**PROBLEM TO SOLVE**
Every line must be returned precisely as it is written.

**MATERIAL SUPPLIED**
============================================================

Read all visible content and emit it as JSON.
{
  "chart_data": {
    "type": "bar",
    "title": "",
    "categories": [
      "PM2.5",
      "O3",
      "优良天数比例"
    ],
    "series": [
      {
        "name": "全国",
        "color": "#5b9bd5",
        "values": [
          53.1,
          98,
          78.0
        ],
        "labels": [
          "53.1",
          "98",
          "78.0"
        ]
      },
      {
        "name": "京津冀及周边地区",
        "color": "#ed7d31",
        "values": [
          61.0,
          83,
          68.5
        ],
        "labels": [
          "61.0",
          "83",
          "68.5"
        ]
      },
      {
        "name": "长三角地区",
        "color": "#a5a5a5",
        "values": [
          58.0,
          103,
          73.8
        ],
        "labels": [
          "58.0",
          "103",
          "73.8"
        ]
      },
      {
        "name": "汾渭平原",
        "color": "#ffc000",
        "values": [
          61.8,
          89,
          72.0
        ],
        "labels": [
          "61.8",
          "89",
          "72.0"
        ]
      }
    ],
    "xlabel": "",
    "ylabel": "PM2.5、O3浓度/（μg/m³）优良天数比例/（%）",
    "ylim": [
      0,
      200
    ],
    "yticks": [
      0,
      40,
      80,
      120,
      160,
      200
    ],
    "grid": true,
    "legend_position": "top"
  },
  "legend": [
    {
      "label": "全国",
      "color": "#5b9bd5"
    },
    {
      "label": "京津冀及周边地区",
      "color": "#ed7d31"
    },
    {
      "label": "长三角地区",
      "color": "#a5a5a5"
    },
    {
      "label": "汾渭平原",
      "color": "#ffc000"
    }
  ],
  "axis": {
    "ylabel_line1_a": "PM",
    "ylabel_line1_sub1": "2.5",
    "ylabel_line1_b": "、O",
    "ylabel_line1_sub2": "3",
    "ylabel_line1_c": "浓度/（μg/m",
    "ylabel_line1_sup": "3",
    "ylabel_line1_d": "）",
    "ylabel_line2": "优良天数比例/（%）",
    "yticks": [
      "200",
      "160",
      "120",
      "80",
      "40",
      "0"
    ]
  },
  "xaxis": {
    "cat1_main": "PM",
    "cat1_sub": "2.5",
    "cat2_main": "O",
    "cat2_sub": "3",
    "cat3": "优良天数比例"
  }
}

============================================================

**CORRECT RESPONSE**
Read all visible content and emit it as JSON.
{
  "chart_data": {
    "type": "bar",
    "title": "",
    "categories": [
      "PM2.5",
      "O3",
      "优良天数比例"
    ],
    "series": [
      {
        "name": "全国",
        "color": "#5b9bd5",
        "values": [
          53.1,
          98,
          78.0
        ],
        "labels": [
          "53.1",
          "98",
          "78.0"
        ]
      },
      {
        "name": "京津冀及周边地区",
        "color": "#ed7d31",
        "values": [
          61.0,
          83,
          68.5
        ],
        "labels": [
          "61.0",
          "83",
          "68.5"
        ]
      },
      {
        "name": "长三角地区",
        "color": "#a5a5a5",
        "values": [
          58.0,
          103,
          73.8
        ],
        "labels": [
          "58.0",
          "103",
          "73.8"
        ]
      },
      {
        "name": "汾渭平原",
        "color": "#ffc000",
        "values": [
          61.8,
          89,
          72.0
        ],
        "labels": [
          "61.8",
          "89",
          "72.0"
        ]
      }
    ],
    "xlabel": "",
    "ylabel": "PM2.5、O3浓度/（μg/m³）优良天数比例/（%）",
    "ylim": [
      0,
      200
    ],
    "yticks": [
      0,
      40,
      80,
      120,
      160,
      200
    ],
    "grid": true,
    "legend_position": "top"
  },
  "legend": [
    {
      "label": "全国",
      "color": "#5b9bd5"
    },
    {
      "label": "京津冀及周边地区",
      "color": "#ed7d31"
    },
    {
      "label": "长三角地区",
      "color": "#a5a5a5"
    },
    {
      "label": "汾渭平原",
      "color": "#ffc000"
    }
  ],
  "axis": {
    "ylabel_line1_a": "PM",
    "ylabel_line1_sub1": "2.5",
    "ylabel_line1_b": "、O",
    "ylabel_line1_sub2": "3",
    "ylabel_line1_c": "浓度/（μg/m",
    "ylabel_line1_sup": "3",
    "ylabel_line1_d": "）",
    "ylabel_line2": "优良天数比例/（%）",
    "yticks": [
      "200",
      "160",
      "120",
      "80",
      "40",
      "0"
    ]
  },
  "xaxis": {
    "cat1_main": "PM",
    "cat1_sub": "2.5",
    "cat2_main": "O",
    "cat2_sub": "3",
    "cat3": "优良天数比例"
  }
}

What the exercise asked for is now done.